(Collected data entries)
==============================
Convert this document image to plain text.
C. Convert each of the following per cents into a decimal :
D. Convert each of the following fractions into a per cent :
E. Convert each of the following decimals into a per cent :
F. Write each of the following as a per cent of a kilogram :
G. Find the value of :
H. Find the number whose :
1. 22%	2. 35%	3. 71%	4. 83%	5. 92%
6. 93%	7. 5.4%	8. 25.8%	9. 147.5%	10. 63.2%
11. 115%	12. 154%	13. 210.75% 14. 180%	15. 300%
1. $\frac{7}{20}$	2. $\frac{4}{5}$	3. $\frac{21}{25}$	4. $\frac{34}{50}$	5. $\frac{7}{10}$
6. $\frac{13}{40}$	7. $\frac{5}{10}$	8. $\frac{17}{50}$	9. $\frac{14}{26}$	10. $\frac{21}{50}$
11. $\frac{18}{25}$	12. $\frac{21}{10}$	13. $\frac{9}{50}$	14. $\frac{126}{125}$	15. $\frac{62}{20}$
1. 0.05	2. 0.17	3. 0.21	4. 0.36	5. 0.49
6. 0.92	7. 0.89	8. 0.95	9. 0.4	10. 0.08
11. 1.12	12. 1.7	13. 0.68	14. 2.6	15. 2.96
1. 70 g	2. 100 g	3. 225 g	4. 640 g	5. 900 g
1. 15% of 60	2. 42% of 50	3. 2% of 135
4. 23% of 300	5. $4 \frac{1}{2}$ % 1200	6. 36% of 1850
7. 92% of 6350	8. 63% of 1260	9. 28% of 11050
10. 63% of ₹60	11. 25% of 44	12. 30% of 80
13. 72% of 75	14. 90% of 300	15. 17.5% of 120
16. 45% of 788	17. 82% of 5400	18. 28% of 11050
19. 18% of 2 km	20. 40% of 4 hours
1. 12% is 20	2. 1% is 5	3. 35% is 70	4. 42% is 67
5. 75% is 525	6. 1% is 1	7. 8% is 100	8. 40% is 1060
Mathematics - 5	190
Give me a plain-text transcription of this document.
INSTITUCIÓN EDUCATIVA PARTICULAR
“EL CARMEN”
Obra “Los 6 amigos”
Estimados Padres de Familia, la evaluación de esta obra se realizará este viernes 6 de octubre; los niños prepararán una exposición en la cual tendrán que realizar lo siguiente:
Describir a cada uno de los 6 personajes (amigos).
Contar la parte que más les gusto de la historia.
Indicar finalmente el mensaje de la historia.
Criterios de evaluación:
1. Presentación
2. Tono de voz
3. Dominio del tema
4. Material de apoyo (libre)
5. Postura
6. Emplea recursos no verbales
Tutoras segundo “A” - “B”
==============================
--- What the task requires ---
Pull out all lines in the data above that include "Convert".

--- In response ---
Convert this document image to plain text.
C. Convert each of the following per cents into a decimal :
D. Convert each of the following fractions into a per cent :
E. Convert each of the following decimals into a per cent :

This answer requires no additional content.